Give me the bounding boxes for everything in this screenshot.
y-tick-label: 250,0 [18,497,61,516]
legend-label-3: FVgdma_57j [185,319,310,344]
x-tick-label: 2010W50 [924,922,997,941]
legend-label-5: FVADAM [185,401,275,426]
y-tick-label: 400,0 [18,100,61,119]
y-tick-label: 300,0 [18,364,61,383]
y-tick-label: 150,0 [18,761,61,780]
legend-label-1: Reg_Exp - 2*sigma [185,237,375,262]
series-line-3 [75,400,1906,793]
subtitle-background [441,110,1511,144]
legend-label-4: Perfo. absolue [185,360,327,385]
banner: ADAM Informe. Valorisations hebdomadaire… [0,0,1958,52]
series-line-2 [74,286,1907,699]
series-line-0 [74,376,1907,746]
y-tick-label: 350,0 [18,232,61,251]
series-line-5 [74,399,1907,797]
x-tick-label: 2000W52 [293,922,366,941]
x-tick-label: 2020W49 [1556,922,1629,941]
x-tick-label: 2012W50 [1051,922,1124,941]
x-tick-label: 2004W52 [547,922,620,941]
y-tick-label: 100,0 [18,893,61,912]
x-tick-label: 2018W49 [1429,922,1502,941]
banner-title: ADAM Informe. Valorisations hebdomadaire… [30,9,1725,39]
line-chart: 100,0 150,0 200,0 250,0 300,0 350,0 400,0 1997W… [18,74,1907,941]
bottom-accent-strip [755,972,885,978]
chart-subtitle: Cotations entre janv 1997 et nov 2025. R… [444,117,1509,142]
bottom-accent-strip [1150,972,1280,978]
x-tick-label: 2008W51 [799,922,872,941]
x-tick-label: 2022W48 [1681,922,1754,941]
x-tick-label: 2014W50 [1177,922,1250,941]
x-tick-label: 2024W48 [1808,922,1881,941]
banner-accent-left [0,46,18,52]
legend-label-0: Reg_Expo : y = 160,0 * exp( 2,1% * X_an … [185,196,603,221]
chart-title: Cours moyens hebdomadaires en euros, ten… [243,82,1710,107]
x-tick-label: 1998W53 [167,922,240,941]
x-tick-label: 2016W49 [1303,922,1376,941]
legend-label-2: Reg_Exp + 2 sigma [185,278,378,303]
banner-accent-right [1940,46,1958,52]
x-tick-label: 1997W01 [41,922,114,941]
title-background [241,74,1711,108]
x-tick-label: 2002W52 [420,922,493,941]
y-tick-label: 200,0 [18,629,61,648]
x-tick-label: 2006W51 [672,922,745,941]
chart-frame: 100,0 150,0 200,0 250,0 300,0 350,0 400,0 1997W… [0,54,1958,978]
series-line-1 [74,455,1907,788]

··········

> **SET EXERCISE**: Reproduce the entries word for word, starting at the first line and ending with the line that contains "legend-label-4: Perfo. absolue".

> **SOLUTION BELOW**:
Give me the bounding boxes for everything in this screenshot.
y-tick-label: 250,0 [18,497,61,516]
legend-label-3: FVgdma_57j [185,319,310,344]
x-tick-label: 2010W50 [924,922,997,941]
legend-label-5: FVADAM [185,401,275,426]
y-tick-label: 400,0 [18,100,61,119]
y-tick-label: 300,0 [18,364,61,383]
y-tick-label: 150,0 [18,761,61,780]
legend-label-1: Reg_Exp - 2*sigma [185,237,375,262]
series-line-3 [75,400,1906,793]
subtitle-background [441,110,1511,144]
legend-label-4: Perfo. absolue [185,360,327,385]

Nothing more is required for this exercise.